**Aim:**
Copy out the data exactly, leaving the pictures behind.

[Dataset excerpts]
________________

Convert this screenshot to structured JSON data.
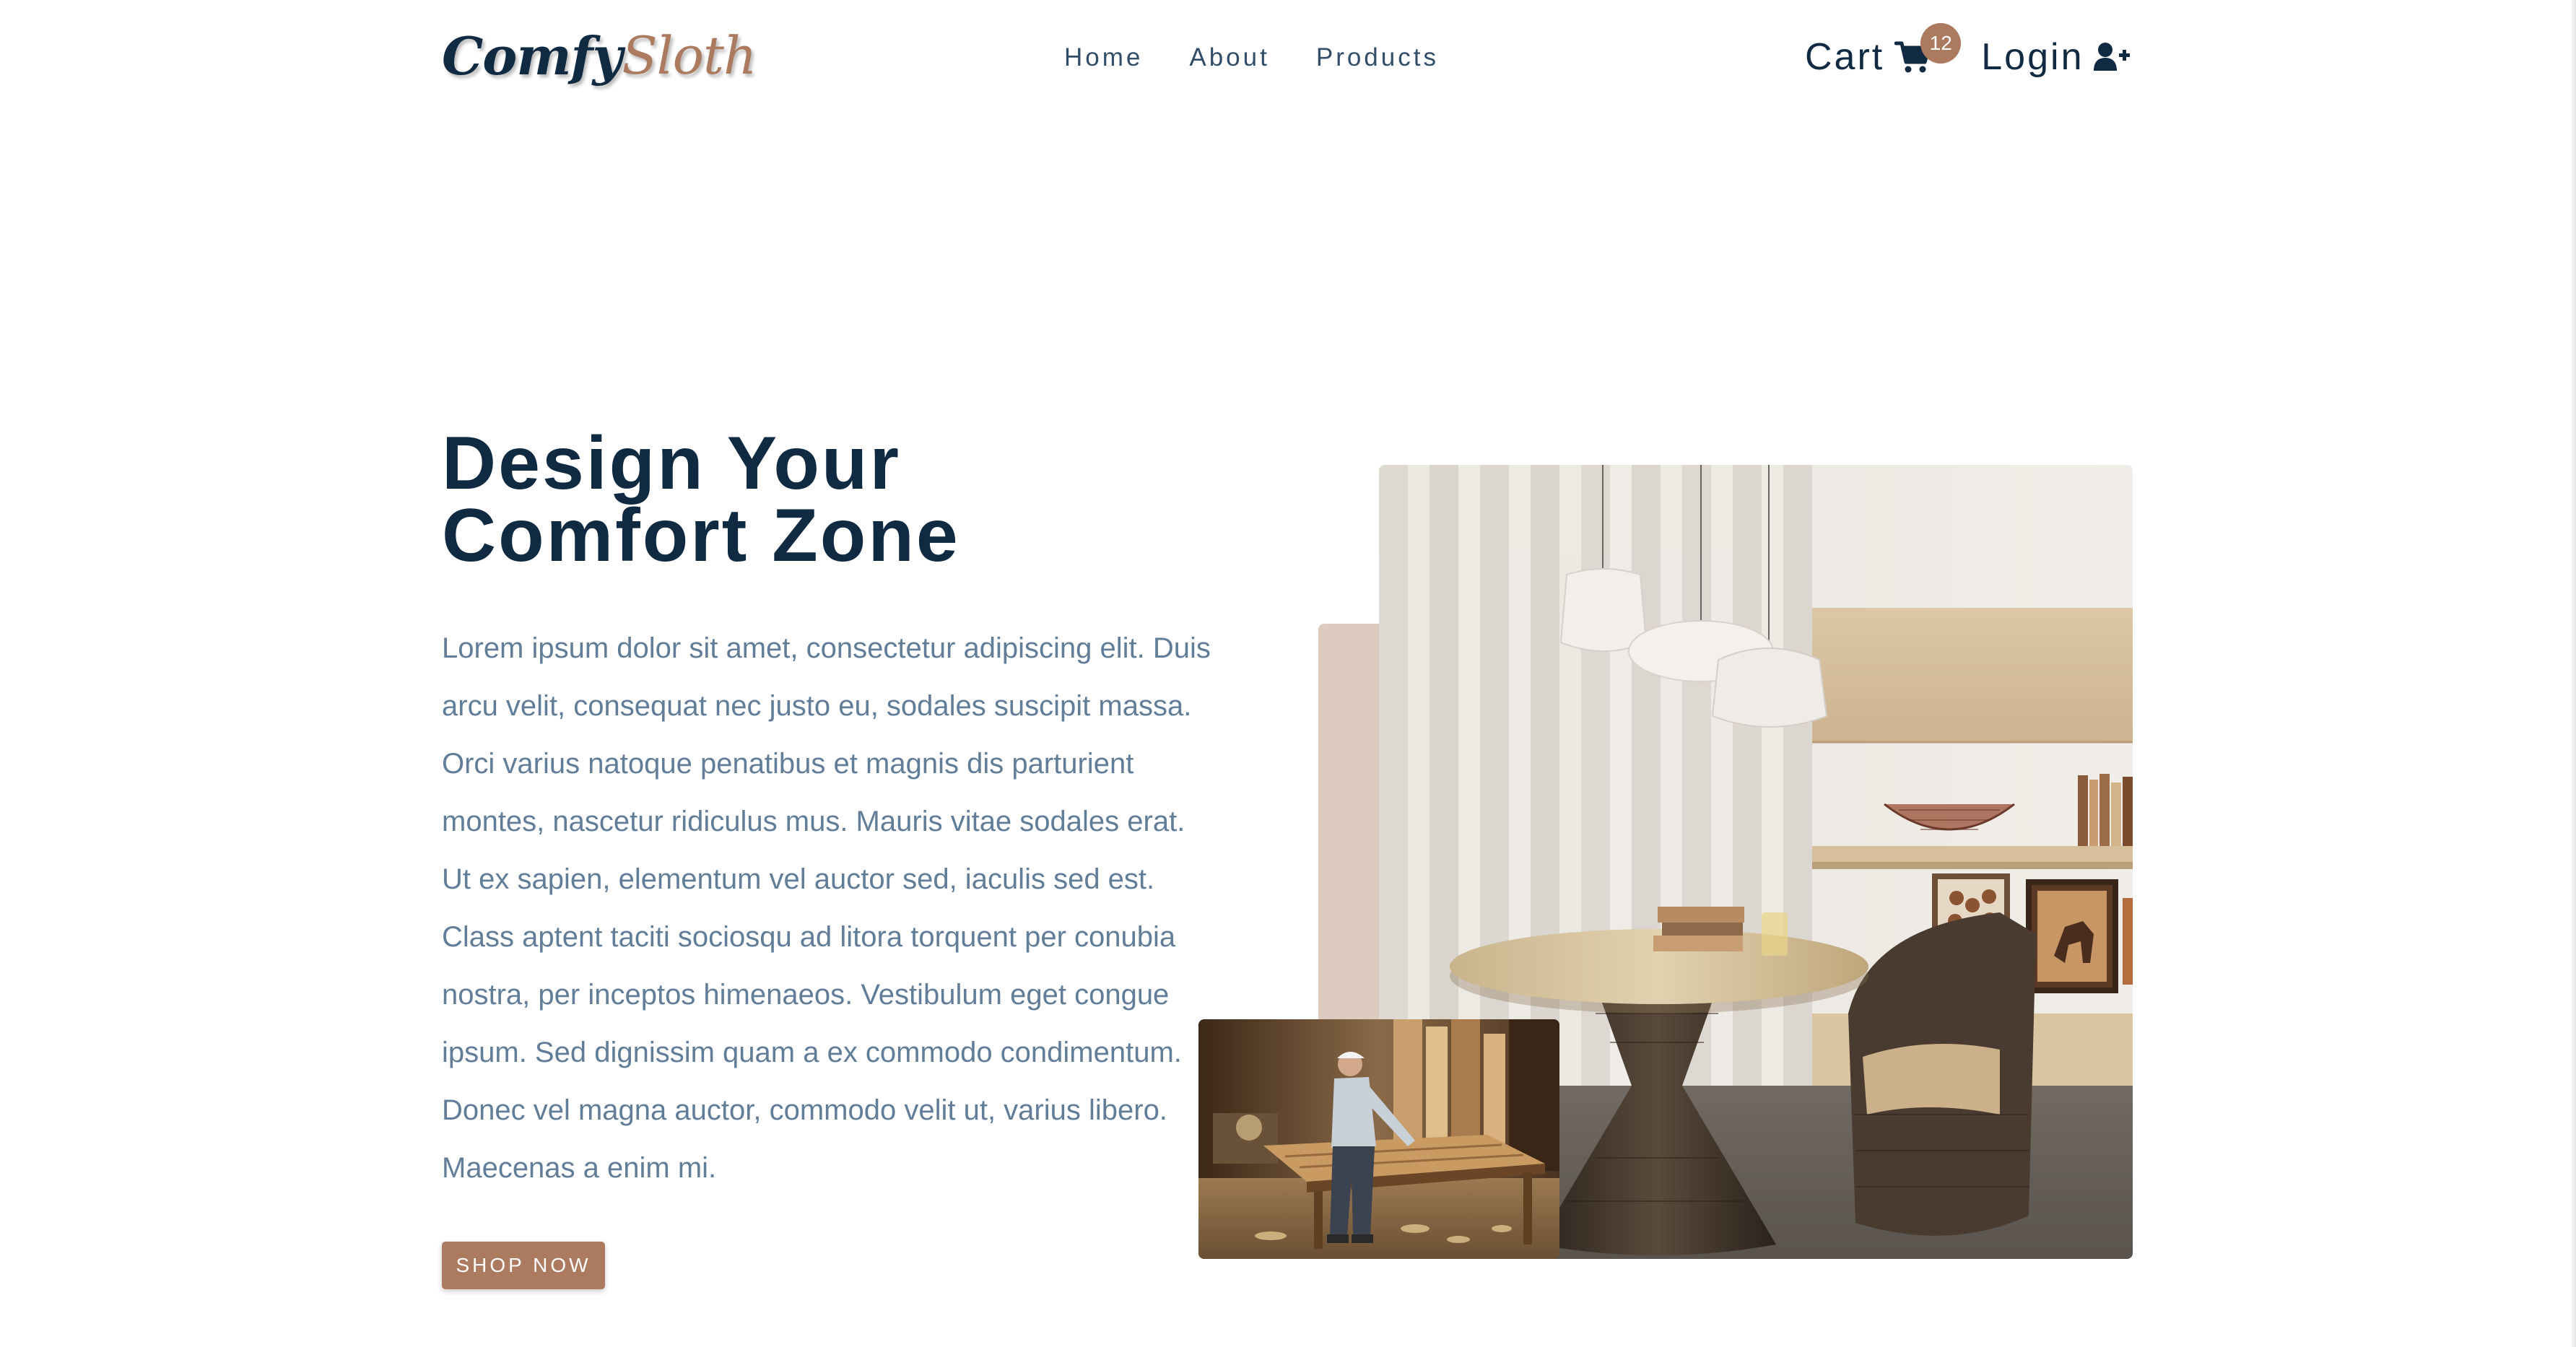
{
  "brand": {
    "part_a": "Comfy",
    "part_b": "Sloth"
  },
  "nav": {
    "links": [
      {
        "label": "Home"
      },
      {
        "label": "About"
      },
      {
        "label": "Products"
      }
    ],
    "cart_label": "Cart",
    "cart_count": "12",
    "login_label": "Login"
  },
  "hero": {
    "title_line1": "Design Your",
    "title_line2": "Comfort Zone",
    "text": "Lorem ipsum dolor sit amet, consectetur adipiscing elit. Duis arcu velit, consequat nec justo eu, sodales suscipit massa. Orci varius natoque penatibus et magnis dis parturient montes, nascetur ridiculus mus. Mauris vitae sodales erat. Ut ex sapien, elementum vel auctor sed, iaculis sed est. Class aptent taciti sociosqu ad litora torquent per conubia nostra, per inceptos himenaeos. Vestibulum eget congue ipsum. Sed dignissim quam a ex commodo condimentum. Donec vel magna auctor, commodo velit ut, varius libero. Maecenas a enim mi.",
    "cta_label": "SHOP NOW"
  },
  "colors": {
    "primary": "#ab7a5f",
    "heading": "#102a42",
    "body_text": "#617d98",
    "accent_block": "#decbc0"
  },
  "icons": {
    "cart": "shopping-cart-icon",
    "login": "user-plus-icon"
  }
}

________________

**Exercise solution:**
Convert this screenshot to structured JSON data.
{
  "brand": {
    "part_a": "Comfy",
    "part_b": "Sloth"
  },
  "nav": {
    "links": [
      {
        "label": "Home"
      },
      {
        "label": "About"
      },
      {
        "label": "Products"
      }
    ],
    "cart_label": "Cart",
    "cart_count": "12",
    "login_label": "Login"
  },
  "hero": {
    "title_line1": "Design Your",
    "title_line2": "Comfort Zone",
    "text": "Lorem ipsum dolor sit amet, consectetur adipiscing elit. Duis arcu velit, consequat nec justo eu, sodales suscipit massa. Orci varius natoque penatibus et magnis dis parturient montes, nascetur ridiculus mus. Mauris vitae sodales erat. Ut ex sapien, elementum vel auctor sed, iaculis sed est. Class aptent taciti sociosqu ad litora torquent per conubia nostra, per inceptos himenaeos. Vestibulum eget congue ipsum. Sed dignissim quam a ex commodo condimentum. Donec vel magna auctor, commodo velit ut, varius libero. Maecenas a enim mi.",
    "cta_label": "SHOP NOW"
  },
  "colors": {
    "primary": "#ab7a5f",
    "heading": "#102a42",
    "body_text": "#617d98",
    "accent_block": "#decbc0"
  },
  "icons": {
    "cart": "shopping-cart-icon",
    "login": "user-plus-icon"
  }
}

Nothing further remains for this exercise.